Short task ▸
Your copy of the material must match it exactly, except that pictures are dropped.
** Start Extracted material **
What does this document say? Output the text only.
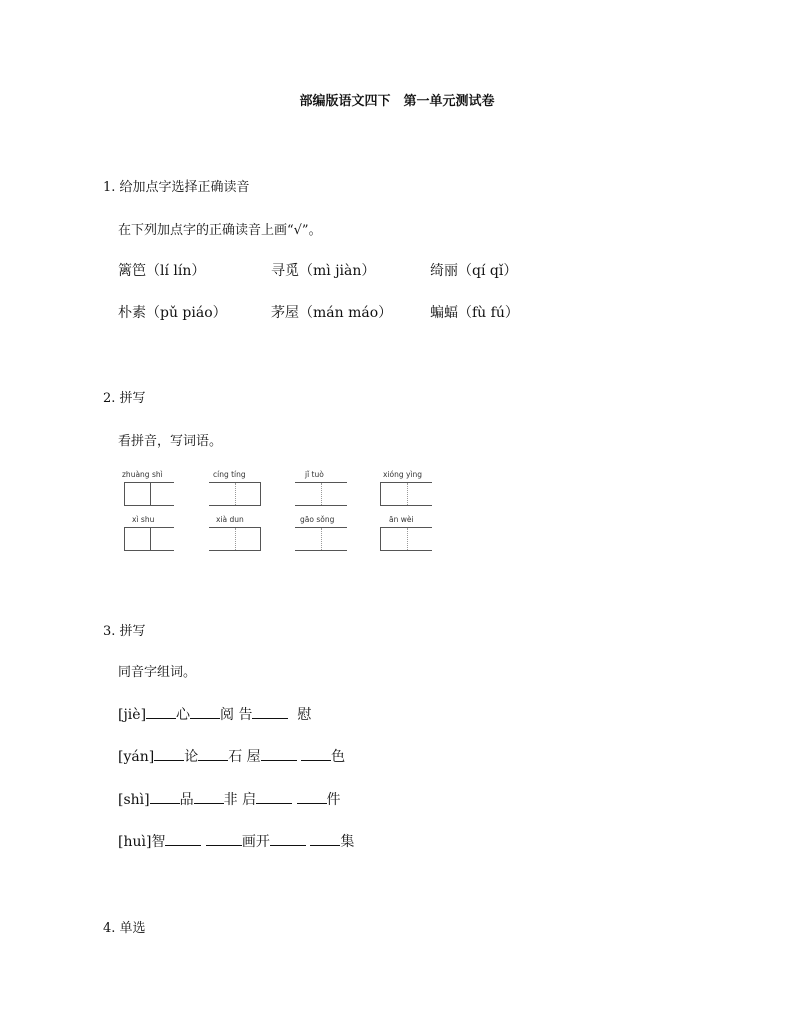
部编版语文四下　第一单元测试卷
1. 给加点字选择正确读音
在下列加点字的正确读音上画“√”。
篱笆（lí lín）	寻觅（mì jiàn）	绮丽（qí qǐ）
朴素（pǔ piáo）	茅屋（mán máo）	蝙蝠（fù fú）
2. 拼写
看拼音，写词语。
zhuàng shì	cíng tíng	jǐ tuò	xióng yìng
xì shu	xià dun	gāo sǒng	ān wèi
3. 拼写
同音字组词。
[jiè] 心 阅 告	慰
[yán] 论 石 屋	色
[shì] 品 非 启	件
[huì]智	画开	集
4. 单选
** End Extracted material **
Result of this task ▸
What does this document say? Output the text only.
部编版语文四下　第一单元测试卷
1. 给加点字选择正确读音
在下列加点字的正确读音上画“√”。
篱笆（lí lín）	寻觅（mì jiàn）	绮丽（qí qǐ）
朴素（pǔ piáo）	茅屋（mán máo）	蝙蝠（fù fú）
2. 拼写
看拼音，写词语。
zhuàng shì	cíng tíng	jǐ tuò	xióng yìng
xì shu	xià dun	gāo sǒng	ān wèi
3. 拼写
同音字组词。
[jiè] 心 阅 告	慰
[yán] 论 石 屋	色
[shì] 品 非 启	件
[huì]智	画开	集
4. 单选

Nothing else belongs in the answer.